--- Records to process ---
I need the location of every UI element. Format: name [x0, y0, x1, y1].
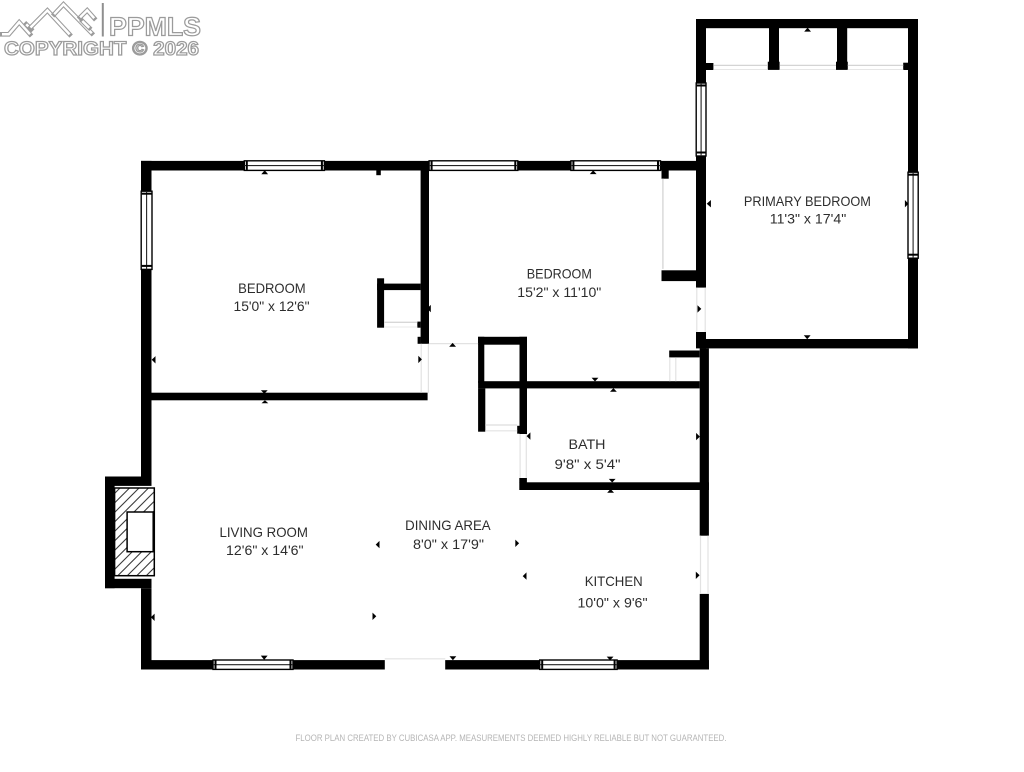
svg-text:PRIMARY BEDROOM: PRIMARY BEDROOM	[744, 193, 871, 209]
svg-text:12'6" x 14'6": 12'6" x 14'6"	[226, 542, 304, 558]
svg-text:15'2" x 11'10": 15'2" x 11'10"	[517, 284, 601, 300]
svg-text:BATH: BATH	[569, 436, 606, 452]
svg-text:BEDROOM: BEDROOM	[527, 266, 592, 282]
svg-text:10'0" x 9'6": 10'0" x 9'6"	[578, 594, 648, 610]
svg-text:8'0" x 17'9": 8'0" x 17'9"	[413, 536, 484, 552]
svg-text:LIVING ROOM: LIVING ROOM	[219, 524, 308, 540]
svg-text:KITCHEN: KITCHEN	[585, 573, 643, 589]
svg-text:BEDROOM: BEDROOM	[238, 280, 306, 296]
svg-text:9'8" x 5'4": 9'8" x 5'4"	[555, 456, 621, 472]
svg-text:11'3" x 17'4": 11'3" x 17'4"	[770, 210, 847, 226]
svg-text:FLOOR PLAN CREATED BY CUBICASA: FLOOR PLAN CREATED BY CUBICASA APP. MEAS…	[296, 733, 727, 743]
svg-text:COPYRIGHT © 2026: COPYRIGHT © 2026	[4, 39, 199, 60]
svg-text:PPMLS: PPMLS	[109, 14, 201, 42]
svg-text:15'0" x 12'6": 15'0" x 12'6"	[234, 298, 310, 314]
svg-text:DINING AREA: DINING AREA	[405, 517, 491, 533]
---
--- Records to process ---
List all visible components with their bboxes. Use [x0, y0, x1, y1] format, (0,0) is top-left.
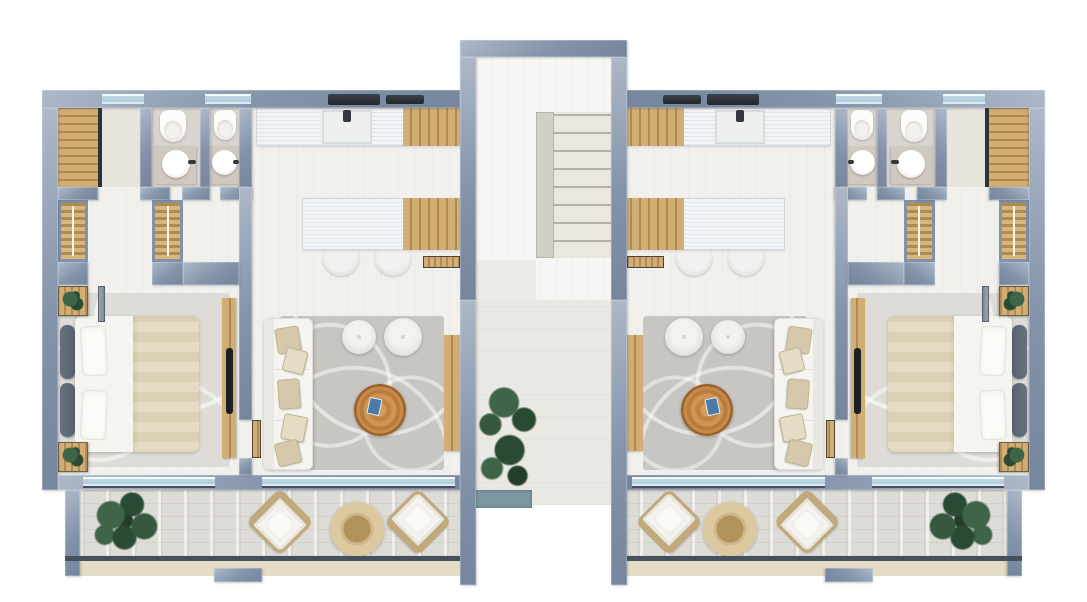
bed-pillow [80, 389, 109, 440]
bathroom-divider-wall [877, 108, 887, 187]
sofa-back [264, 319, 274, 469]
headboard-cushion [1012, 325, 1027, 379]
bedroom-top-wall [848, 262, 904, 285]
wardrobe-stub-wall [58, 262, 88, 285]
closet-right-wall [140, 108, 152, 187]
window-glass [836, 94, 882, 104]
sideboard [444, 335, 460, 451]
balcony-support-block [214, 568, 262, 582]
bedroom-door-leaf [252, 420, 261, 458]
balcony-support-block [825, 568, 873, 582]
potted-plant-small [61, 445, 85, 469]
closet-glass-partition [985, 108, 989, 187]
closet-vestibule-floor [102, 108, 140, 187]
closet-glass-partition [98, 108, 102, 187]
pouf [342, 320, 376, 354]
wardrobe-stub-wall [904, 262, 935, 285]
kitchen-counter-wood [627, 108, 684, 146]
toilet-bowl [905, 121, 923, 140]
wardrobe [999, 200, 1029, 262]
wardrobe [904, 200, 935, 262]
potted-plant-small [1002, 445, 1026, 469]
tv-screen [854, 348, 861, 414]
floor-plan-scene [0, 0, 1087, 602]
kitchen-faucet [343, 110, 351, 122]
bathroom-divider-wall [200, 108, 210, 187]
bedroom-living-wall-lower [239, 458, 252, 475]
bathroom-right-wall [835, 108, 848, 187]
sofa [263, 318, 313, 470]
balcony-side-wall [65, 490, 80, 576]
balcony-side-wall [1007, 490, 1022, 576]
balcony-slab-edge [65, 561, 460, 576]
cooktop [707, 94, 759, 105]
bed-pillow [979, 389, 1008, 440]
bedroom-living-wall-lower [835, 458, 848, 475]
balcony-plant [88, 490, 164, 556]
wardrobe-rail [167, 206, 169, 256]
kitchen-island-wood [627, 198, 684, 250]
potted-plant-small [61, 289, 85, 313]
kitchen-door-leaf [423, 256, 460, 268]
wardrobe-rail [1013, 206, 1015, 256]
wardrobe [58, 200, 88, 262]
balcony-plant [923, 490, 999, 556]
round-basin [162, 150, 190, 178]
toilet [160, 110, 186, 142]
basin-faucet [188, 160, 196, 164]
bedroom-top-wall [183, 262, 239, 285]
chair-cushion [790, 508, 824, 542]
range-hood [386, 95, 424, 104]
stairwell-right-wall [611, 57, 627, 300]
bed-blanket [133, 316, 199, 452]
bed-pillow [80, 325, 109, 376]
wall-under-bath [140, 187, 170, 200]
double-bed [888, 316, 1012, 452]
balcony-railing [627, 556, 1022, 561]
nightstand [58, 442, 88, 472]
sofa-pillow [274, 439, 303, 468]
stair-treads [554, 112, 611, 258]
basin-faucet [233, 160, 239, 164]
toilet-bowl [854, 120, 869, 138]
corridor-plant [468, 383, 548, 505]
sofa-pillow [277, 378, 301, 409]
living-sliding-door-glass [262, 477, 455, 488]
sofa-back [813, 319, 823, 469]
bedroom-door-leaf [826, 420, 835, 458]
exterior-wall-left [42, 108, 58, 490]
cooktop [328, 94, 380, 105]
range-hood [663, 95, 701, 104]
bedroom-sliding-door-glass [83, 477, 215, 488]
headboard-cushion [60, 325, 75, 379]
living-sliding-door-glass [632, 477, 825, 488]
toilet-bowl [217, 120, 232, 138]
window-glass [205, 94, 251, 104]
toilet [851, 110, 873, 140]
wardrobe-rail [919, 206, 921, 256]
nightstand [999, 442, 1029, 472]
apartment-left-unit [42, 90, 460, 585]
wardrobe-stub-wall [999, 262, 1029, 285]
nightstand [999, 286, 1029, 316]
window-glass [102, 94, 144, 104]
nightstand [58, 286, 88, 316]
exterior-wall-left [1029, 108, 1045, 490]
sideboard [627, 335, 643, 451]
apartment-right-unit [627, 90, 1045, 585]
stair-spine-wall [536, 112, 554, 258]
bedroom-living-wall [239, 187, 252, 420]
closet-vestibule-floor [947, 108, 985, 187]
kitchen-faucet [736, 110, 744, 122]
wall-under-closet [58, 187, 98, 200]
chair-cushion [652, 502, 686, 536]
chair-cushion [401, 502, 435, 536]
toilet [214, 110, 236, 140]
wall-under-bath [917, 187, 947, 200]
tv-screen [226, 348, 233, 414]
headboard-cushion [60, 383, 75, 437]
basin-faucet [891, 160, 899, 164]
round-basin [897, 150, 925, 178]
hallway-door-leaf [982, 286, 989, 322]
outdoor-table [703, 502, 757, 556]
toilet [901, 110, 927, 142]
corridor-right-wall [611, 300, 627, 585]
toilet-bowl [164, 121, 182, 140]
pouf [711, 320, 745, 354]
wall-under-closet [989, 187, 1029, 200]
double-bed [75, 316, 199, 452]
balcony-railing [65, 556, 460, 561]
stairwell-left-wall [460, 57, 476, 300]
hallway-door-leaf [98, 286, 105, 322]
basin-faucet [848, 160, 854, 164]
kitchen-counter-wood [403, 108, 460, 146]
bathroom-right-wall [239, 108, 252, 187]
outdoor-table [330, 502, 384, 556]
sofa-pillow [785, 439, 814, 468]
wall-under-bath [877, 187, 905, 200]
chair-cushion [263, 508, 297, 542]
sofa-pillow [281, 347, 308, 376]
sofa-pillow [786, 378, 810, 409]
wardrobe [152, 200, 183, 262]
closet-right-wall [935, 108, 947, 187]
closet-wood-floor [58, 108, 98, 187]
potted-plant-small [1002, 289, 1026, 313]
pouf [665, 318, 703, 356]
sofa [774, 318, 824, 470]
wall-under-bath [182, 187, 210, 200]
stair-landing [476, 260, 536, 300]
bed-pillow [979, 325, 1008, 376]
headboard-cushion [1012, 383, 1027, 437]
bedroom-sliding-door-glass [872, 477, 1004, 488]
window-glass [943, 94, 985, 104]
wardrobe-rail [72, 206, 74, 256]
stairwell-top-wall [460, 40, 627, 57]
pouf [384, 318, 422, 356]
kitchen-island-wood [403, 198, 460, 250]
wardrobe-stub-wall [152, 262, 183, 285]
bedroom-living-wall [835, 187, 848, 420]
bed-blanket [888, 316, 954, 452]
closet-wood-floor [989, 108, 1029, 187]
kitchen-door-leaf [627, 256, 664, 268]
---
Given exercise> Copy the stretch of rows from the one containing "svg-text:PRIMARY BEDROOM: PRIMARY" through the one containing "svg-text:DINING AREA: DINING", keeping every character unchanged.

Correct output>
svg-text:PRIMARY BEDROOM: PRIMARY BEDROOM	[744, 193, 871, 209]
svg-text:12'6" x 14'6": 12'6" x 14'6"	[226, 542, 304, 558]
svg-text:15'2" x 11'10": 15'2" x 11'10"	[517, 284, 601, 300]
svg-text:BATH: BATH	[569, 436, 606, 452]
svg-text:BEDROOM: BEDROOM	[527, 266, 592, 282]
svg-text:10'0" x 9'6": 10'0" x 9'6"	[578, 594, 648, 610]
svg-text:8'0" x 17'9": 8'0" x 17'9"	[413, 536, 484, 552]
svg-text:LIVING ROOM: LIVING ROOM	[219, 524, 308, 540]
svg-text:KITCHEN: KITCHEN	[585, 573, 643, 589]
svg-text:BEDROOM: BEDROOM	[238, 280, 306, 296]
svg-text:9'8" x 5'4": 9'8" x 5'4"	[555, 456, 621, 472]
svg-text:11'3" x 17'4": 11'3" x 17'4"	[770, 210, 847, 226]
svg-text:FLOOR PLAN CREATED BY CUBICASA: FLOOR PLAN CREATED BY CUBICASA APP. MEAS…	[296, 733, 727, 743]
svg-text:COPYRIGHT © 2026: COPYRIGHT © 2026	[4, 39, 199, 60]
svg-text:PPMLS: PPMLS	[109, 14, 201, 42]
svg-text:15'0" x 12'6": 15'0" x 12'6"	[234, 298, 310, 314]
svg-text:DINING AREA: DINING AREA	[405, 517, 491, 533]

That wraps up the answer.